Dataset items
· · ·
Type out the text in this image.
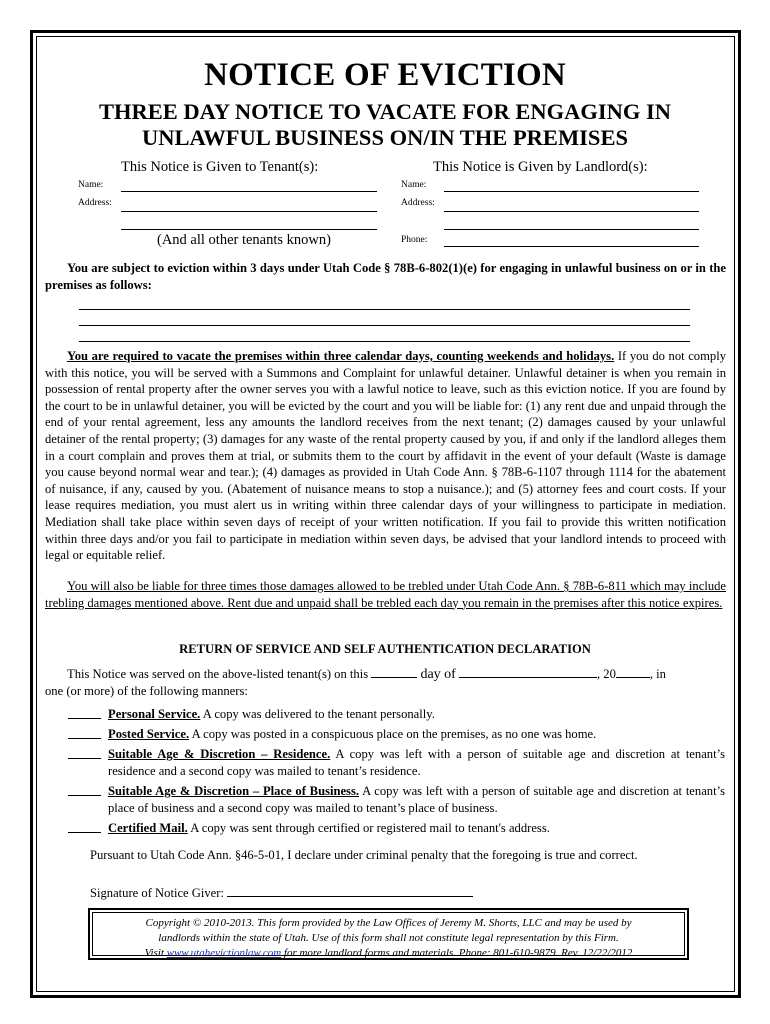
NOTICE OF EVICTION
THREE DAY NOTICE TO VACATE FOR ENGAGING IN
UNLAWFUL BUSINESS ON/IN THE PREMISES
This Notice is Given to Tenant(s):
Name:
Address:
(And all other tenants known)
This Notice is Given by Landlord(s):
Name:
Address:
Phone:
You are subject to eviction within 3 days under Utah Code § 78B-6-802(1)(e) for engaging in unlawful business on or in the premises as follows:
You are required to vacate the premises within three calendar days, counting weekends and holidays. If you do not comply with this notice, you will be served with a Summons and Complaint for unlawful detainer. Unlawful detainer is when you remain in possession of rental property after the owner serves you with a lawful notice to leave, such as this eviction notice. If you are found by the court to be in unlawful detainer, you will be evicted by the court and you will be liable for: (1) any rent due and unpaid through the end of your rental agreement, less any amounts the landlord receives from the next tenant; (2) damages caused by your unlawful detainer of the rental property; (3) damages for any waste of the rental property caused by you, if and only if the landlord alleges them in a court complain and proves them at trial, or submits them to the court by affidavit in the event of your default (Waste is damage you cause beyond normal wear and tear.); (4) damages as provided in Utah Code Ann. § 78B-6-1107 through 1114 for the abatement of nuisance, if any, caused by you. (Abatement of nuisance means to stop a nuisance.); and (5) attorney fees and court costs. If your lease requires mediation, you must alert us in writing within three calendar days of your willingness to participate in mediation. Mediation shall take place within seven days of receipt of your written notification. If you fail to provide this written notification within three days and/or you fail to participate in mediation within seven days, be advised that your landlord intends to proceed with legal or equitable relief.
You will also be liable for three times those damages allowed to be trebled under Utah Code Ann. § 78B-6-811 which may include trebling damages mentioned above. Rent due and unpaid shall be trebled each day you remain in the premises after this notice expires.
RETURN OF SERVICE AND SELF AUTHENTICATION DECLARATION
This Notice was served on the above-listed tenant(s) on this	day of	, 20	, in
one (or more) of the following manners:
Personal Service. A copy was delivered to the tenant personally.
Posted Service. A copy was posted in a conspicuous place on the premises, as no one was home.
Suitable Age & Discretion – Residence. A copy was left with a person of suitable age and discretion at tenant’s residence and a second copy was mailed to tenant’s residence.
Suitable Age & Discretion – Place of Business. A copy was left with a person of suitable age and discretion at tenant’s place of business and a second copy was mailed to tenant’s place of business.
Certified Mail. A copy was sent through certified or registered mail to tenant's address.
Pursuant to Utah Code Ann. §46-5-01, I declare under criminal penalty that the foregoing is true and correct.
Signature of Notice Giver:
Copyright © 2010-2013. This form provided by the Law Offices of Jeremy M. Shorts, LLC and may be used by
landlords within the state of Utah. Use of this form shall not constitute legal representation by this Firm.
Visit www.utahevictionlaw.com for more landlord forms and materials. Phone: 801-610-9879. Rev. 12/22/2012
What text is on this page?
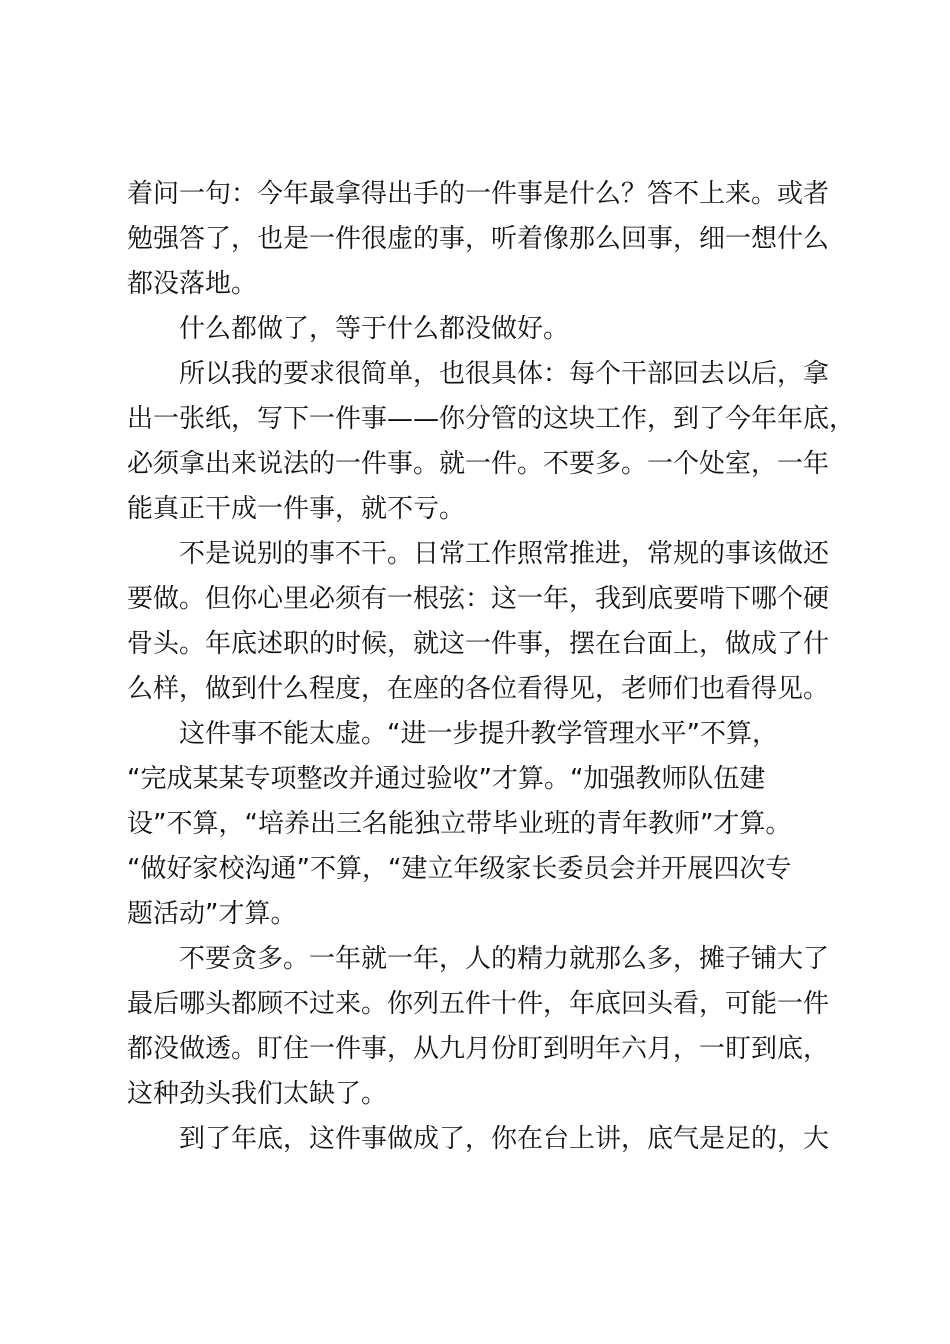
着问一句：今年最拿得出手的一件事是什么？答不上来。或者
勉强答了，也是一件很虚的事，听着像那么回事，细一想什么
都没落地。
什么都做了，等于什么都没做好。
所以我的要求很简单，也很具体：每个干部回去以后，拿
出一张纸，写下一件事——你分管的这块工作，到了今年年底，
必须拿出来说法的一件事。就一件。不要多。一个处室，一年
能真正干成一件事，就不亏。
不是说别的事不干。日常工作照常推进，常规的事该做还
要做。但你心里必须有一根弦：这一年，我到底要啃下哪个硬
骨头。年底述职的时候，就这一件事，摆在台面上，做成了什
么样，做到什么程度，在座的各位看得见，老师们也看得见。
这件事不能太虚。“进一步提升教学管理水平”不算，
“完成某某专项整改并通过验收”才算。“加强教师队伍建
设”不算，“培养出三名能独立带毕业班的青年教师”才算。
“做好家校沟通”不算，“建立年级家长委员会并开展四次专
题活动”才算。
不要贪多。一年就一年，人的精力就那么多，摊子铺大了
最后哪头都顾不过来。你列五件十件，年底回头看，可能一件
都没做透。盯住一件事，从九月份盯到明年六月，一盯到底，
这种劲头我们太缺了。
到了年底，这件事做成了，你在台上讲，底气是足的，大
· · ·
SET EXERCISE
Using the listing, copy every line where the word "Given" shows up.

OUTPUT FOR THIS TASK
This Notice is Given to Tenant(s):
This Notice is Given by Landlord(s):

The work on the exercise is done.